What you will do
Transcribe every entry word for word. Skip the pictures.

--- START Material provided ---

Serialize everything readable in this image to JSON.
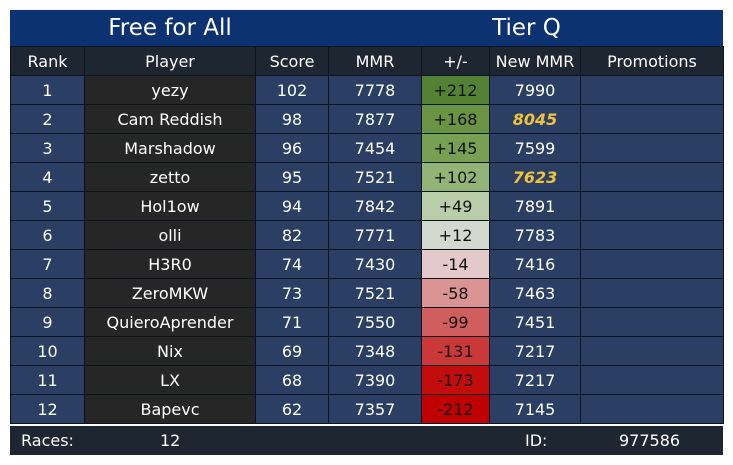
{
  "header": {
    "mode": "Free for All",
    "tier": "Tier Q"
  },
  "columns": [
    "Rank",
    "Player",
    "Score",
    "MMR",
    "+/-",
    "New MMR",
    "Promotions"
  ],
  "rows": [
    {
      "rank": "1",
      "player": "yezy",
      "score": "102",
      "mmr": "7778",
      "delta": "+212",
      "delta_color": "#548235",
      "new_mmr": "7990",
      "promoted": false,
      "promotion": ""
    },
    {
      "rank": "2",
      "player": "Cam Reddish",
      "score": "98",
      "mmr": "7877",
      "delta": "+168",
      "delta_color": "#6a9343",
      "new_mmr": "8045",
      "promoted": true,
      "promotion": ""
    },
    {
      "rank": "3",
      "player": "Marshadow",
      "score": "96",
      "mmr": "7454",
      "delta": "+145",
      "delta_color": "#77a052",
      "new_mmr": "7599",
      "promoted": false,
      "promotion": ""
    },
    {
      "rank": "4",
      "player": "zetto",
      "score": "95",
      "mmr": "7521",
      "delta": "+102",
      "delta_color": "#93b477",
      "new_mmr": "7623",
      "promoted": true,
      "promotion": ""
    },
    {
      "rank": "5",
      "player": "Hol1ow",
      "score": "94",
      "mmr": "7842",
      "delta": "+49",
      "delta_color": "#b9cdaa",
      "new_mmr": "7891",
      "promoted": false,
      "promotion": ""
    },
    {
      "rank": "6",
      "player": "olli",
      "score": "82",
      "mmr": "7771",
      "delta": "+12",
      "delta_color": "#d4d9d0",
      "new_mmr": "7783",
      "promoted": false,
      "promotion": ""
    },
    {
      "rank": "7",
      "player": "H3R0",
      "score": "74",
      "mmr": "7430",
      "delta": "-14",
      "delta_color": "#e3c9c9",
      "new_mmr": "7416",
      "promoted": false,
      "promotion": ""
    },
    {
      "rank": "8",
      "player": "ZeroMKW",
      "score": "73",
      "mmr": "7521",
      "delta": "-58",
      "delta_color": "#da9494",
      "new_mmr": "7463",
      "promoted": false,
      "promotion": ""
    },
    {
      "rank": "9",
      "player": "QuieroAprender",
      "score": "71",
      "mmr": "7550",
      "delta": "-99",
      "delta_color": "#d05e5e",
      "new_mmr": "7451",
      "promoted": false,
      "promotion": ""
    },
    {
      "rank": "10",
      "player": "Nix",
      "score": "69",
      "mmr": "7348",
      "delta": "-131",
      "delta_color": "#cb3838",
      "new_mmr": "7217",
      "promoted": false,
      "promotion": ""
    },
    {
      "rank": "11",
      "player": "LX",
      "score": "68",
      "mmr": "7390",
      "delta": "-173",
      "delta_color": "#c30d0d",
      "new_mmr": "7217",
      "promoted": false,
      "promotion": ""
    },
    {
      "rank": "12",
      "player": "Bapevc",
      "score": "62",
      "mmr": "7357",
      "delta": "-212",
      "delta_color": "#c00000",
      "new_mmr": "7145",
      "promoted": false,
      "promotion": ""
    }
  ],
  "footer": {
    "races_label": "Races:",
    "races_value": "12",
    "id_label": "ID:",
    "id_value": "977586"
  },
  "colors": {
    "header_bg": "#0d3272",
    "column_header_bg": "#1e2632",
    "blue_cell": "#2a3f63",
    "dark_cell": "#262626",
    "promotion_text": "#f0c33c"
  }
}
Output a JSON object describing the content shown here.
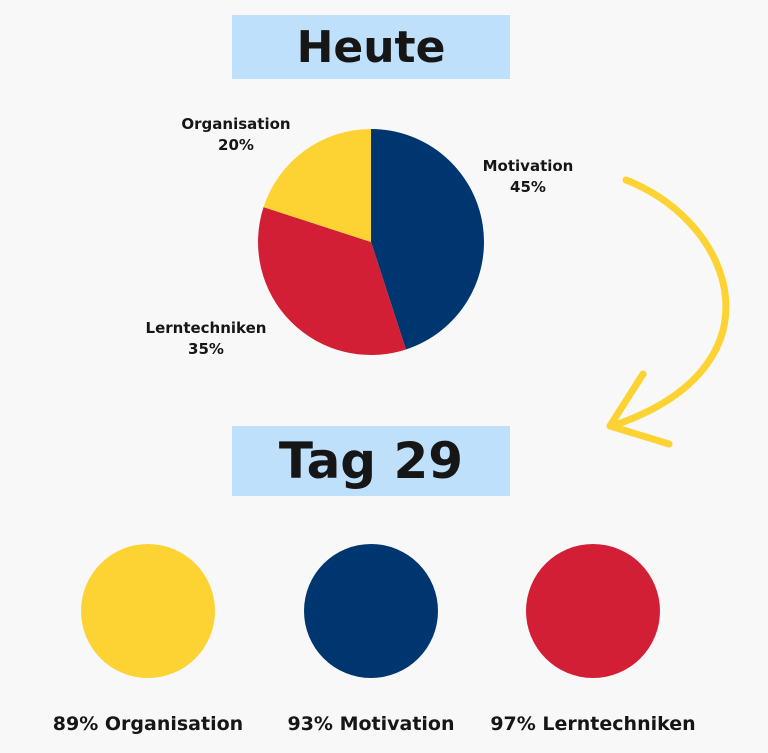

--- END Material provided ---

Correct output
Serialize everything readable in this image to JSON.
{
  "header": {
    "mode": "Free for All",
    "tier": "Tier Q"
  },
  "columns": [
    "Rank",
    "Player",
    "Score",
    "MMR",
    "+/-",
    "New MMR",
    "Promotions"
  ],
  "rows": [
    {
      "rank": "1",
      "player": "yezy",
      "score": "102",
      "mmr": "7778",
      "delta": "+212",
      "delta_color": "#548235",
      "new_mmr": "7990",
      "promoted": false,
      "promotion": ""
    },
    {
      "rank": "2",
      "player": "Cam Reddish",
      "score": "98",
      "mmr": "7877",
      "delta": "+168",
      "delta_color": "#6a9343",
      "new_mmr": "8045",
      "promoted": true,
      "promotion": ""
    },
    {
      "rank": "3",
      "player": "Marshadow",
      "score": "96",
      "mmr": "7454",
      "delta": "+145",
      "delta_color": "#77a052",
      "new_mmr": "7599",
      "promoted": false,
      "promotion": ""
    },
    {
      "rank": "4",
      "player": "zetto",
      "score": "95",
      "mmr": "7521",
      "delta": "+102",
      "delta_color": "#93b477",
      "new_mmr": "7623",
      "promoted": true,
      "promotion": ""
    },
    {
      "rank": "5",
      "player": "Hol1ow",
      "score": "94",
      "mmr": "7842",
      "delta": "+49",
      "delta_color": "#b9cdaa",
      "new_mmr": "7891",
      "promoted": false,
      "promotion": ""
    },
    {
      "rank": "6",
      "player": "olli",
      "score": "82",
      "mmr": "7771",
      "delta": "+12",
      "delta_color": "#d4d9d0",
      "new_mmr": "7783",
      "promoted": false,
      "promotion": ""
    },
    {
      "rank": "7",
      "player": "H3R0",
      "score": "74",
      "mmr": "7430",
      "delta": "-14",
      "delta_color": "#e3c9c9",
      "new_mmr": "7416",
      "promoted": false,
      "promotion": ""
    },
    {
      "rank": "8",
      "player": "ZeroMKW",
      "score": "73",
      "mmr": "7521",
      "delta": "-58",
      "delta_color": "#da9494",
      "new_mmr": "7463",
      "promoted": false,
      "promotion": ""
    },
    {
      "rank": "9",
      "player": "QuieroAprender",
      "score": "71",
      "mmr": "7550",
      "delta": "-99",
      "delta_color": "#d05e5e",
      "new_mmr": "7451",
      "promoted": false,
      "promotion": ""
    },
    {
      "rank": "10",
      "player": "Nix",
      "score": "69",
      "mmr": "7348",
      "delta": "-131",
      "delta_color": "#cb3838",
      "new_mmr": "7217",
      "promoted": false,
      "promotion": ""
    },
    {
      "rank": "11",
      "player": "LX",
      "score": "68",
      "mmr": "7390",
      "delta": "-173",
      "delta_color": "#c30d0d",
      "new_mmr": "7217",
      "promoted": false,
      "promotion": ""
    },
    {
      "rank": "12",
      "player": "Bapevc",
      "score": "62",
      "mmr": "7357",
      "delta": "-212",
      "delta_color": "#c00000",
      "new_mmr": "7145",
      "promoted": false,
      "promotion": ""
    }
  ],
  "footer": {
    "races_label": "Races:",
    "races_value": "12",
    "id_label": "ID:",
    "id_value": "977586"
  },
  "colors": {
    "header_bg": "#0d3272",
    "column_header_bg": "#1e2632",
    "blue_cell": "#2a3f63",
    "dark_cell": "#262626",
    "promotion_text": "#f0c33c"
  }
}
Output a JSON object describing the content shown here.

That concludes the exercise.